WHAT TO DO: Return every record exactly as written.

---------- RECORDED INFORMATION ----------

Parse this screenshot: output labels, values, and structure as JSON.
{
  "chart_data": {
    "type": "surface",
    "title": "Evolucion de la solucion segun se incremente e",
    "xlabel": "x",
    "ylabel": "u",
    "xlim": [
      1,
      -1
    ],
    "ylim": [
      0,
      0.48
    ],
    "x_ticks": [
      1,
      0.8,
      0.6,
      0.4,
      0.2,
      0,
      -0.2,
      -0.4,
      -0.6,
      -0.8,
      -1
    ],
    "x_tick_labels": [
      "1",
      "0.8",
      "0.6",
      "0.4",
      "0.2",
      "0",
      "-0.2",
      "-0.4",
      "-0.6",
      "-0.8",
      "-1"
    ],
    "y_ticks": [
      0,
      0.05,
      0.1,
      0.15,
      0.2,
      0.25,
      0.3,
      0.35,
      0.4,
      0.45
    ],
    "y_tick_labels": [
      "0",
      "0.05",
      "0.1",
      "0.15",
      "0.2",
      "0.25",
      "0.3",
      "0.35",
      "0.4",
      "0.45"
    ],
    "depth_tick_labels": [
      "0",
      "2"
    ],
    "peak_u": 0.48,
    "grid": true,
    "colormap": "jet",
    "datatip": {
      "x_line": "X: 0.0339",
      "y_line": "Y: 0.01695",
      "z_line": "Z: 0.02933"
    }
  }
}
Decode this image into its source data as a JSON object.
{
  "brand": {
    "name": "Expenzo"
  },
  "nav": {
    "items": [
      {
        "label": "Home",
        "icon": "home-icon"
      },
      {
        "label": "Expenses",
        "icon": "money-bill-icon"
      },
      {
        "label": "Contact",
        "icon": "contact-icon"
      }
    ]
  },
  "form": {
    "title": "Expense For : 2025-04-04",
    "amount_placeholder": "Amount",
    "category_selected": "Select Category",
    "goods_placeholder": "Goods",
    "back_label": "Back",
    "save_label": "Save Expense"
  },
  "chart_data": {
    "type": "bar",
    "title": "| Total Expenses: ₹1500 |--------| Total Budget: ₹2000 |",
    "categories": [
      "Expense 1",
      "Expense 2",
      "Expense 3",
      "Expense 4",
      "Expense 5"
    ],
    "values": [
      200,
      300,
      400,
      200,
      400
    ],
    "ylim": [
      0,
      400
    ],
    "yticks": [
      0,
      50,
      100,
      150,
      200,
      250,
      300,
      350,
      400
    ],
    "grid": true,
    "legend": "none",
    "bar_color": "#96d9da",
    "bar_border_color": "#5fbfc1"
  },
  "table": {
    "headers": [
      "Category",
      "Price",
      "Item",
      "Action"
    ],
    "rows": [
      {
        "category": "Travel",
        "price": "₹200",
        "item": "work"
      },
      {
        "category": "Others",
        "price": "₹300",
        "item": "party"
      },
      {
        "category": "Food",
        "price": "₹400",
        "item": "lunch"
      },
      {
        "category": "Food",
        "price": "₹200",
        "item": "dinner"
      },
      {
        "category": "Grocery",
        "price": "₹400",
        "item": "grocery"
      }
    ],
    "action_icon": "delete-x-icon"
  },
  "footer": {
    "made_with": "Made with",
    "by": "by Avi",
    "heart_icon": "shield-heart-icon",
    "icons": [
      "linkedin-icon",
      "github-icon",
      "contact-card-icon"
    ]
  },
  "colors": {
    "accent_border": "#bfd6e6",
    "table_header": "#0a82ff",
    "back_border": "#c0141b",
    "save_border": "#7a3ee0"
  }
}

----------

FINAL RESULT:
Parse this screenshot: output labels, values, and structure as JSON.
{
  "chart_data": {
    "type": "surface",
    "title": "Evolucion de la solucion segun se incremente e",
    "xlabel": "x",
    "ylabel": "u",
    "xlim": [
      1,
      -1
    ],
    "ylim": [
      0,
      0.48
    ],
    "x_ticks": [
      1,
      0.8,
      0.6,
      0.4,
      0.2,
      0,
      -0.2,
      -0.4,
      -0.6,
      -0.8,
      -1
    ],
    "x_tick_labels": [
      "1",
      "0.8",
      "0.6",
      "0.4",
      "0.2",
      "0",
      "-0.2",
      "-0.4",
      "-0.6",
      "-0.8",
      "-1"
    ],
    "y_ticks": [
      0,
      0.05,
      0.1,
      0.15,
      0.2,
      0.25,
      0.3,
      0.35,
      0.4,
      0.45
    ],
    "y_tick_labels": [
      "0",
      "0.05",
      "0.1",
      "0.15",
      "0.2",
      "0.25",
      "0.3",
      "0.35",
      "0.4",
      "0.45"
    ],
    "depth_tick_labels": [
      "0",
      "2"
    ],
    "peak_u": 0.48,
    "grid": true,
    "colormap": "jet",
    "datatip": {
      "x_line": "X: 0.0339",
      "y_line": "Y: 0.01695",
      "z_line": "Z: 0.02933"
    }
  }
}
Decode this image into its source data as a JSON object.
{
  "brand": {
    "name": "Expenzo"
  },
  "nav": {
    "items": [
      {
        "label": "Home",
        "icon": "home-icon"
      },
      {
        "label": "Expenses",
        "icon": "money-bill-icon"
      },
      {
        "label": "Contact",
        "icon": "contact-icon"
      }
    ]
  },
  "form": {
    "title": "Expense For : 2025-04-04",
    "amount_placeholder": "Amount",
    "category_selected": "Select Category",
    "goods_placeholder": "Goods",
    "back_label": "Back",
    "save_label": "Save Expense"
  },
  "chart_data": {
    "type": "bar",
    "title": "| Total Expenses: ₹1500 |--------| Total Budget: ₹2000 |",
    "categories": [
      "Expense 1",
      "Expense 2",
      "Expense 3",
      "Expense 4",
      "Expense 5"
    ],
    "values": [
      200,
      300,
      400,
      200,
      400
    ],
    "ylim": [
      0,
      400
    ],
    "yticks": [
      0,
      50,
      100,
      150,
      200,
      250,
      300,
      350,
      400
    ],
    "grid": true,
    "legend": "none",
    "bar_color": "#96d9da",
    "bar_border_color": "#5fbfc1"
  },
  "table": {
    "headers": [
      "Category",
      "Price",
      "Item",
      "Action"
    ],
    "rows": [
      {
        "category": "Travel",
        "price": "₹200",
        "item": "work"
      },
      {
        "category": "Others",
        "price": "₹300",
        "item": "party"
      },
      {
        "category": "Food",
        "price": "₹400",
        "item": "lunch"
      },
      {
        "category": "Food",
        "price": "₹200",
        "item": "dinner"
      },
      {
        "category": "Grocery",
        "price": "₹400",
        "item": "grocery"
      }
    ],
    "action_icon": "delete-x-icon"
  },
  "footer": {
    "made_with": "Made with",
    "by": "by Avi",
    "heart_icon": "shield-heart-icon",
    "icons": [
      "linkedin-icon",
      "github-icon",
      "contact-card-icon"
    ]
  },
  "colors": {
    "accent_border": "#bfd6e6",
    "table_header": "#0a82ff",
    "back_border": "#c0141b",
    "save_border": "#7a3ee0"
  }
}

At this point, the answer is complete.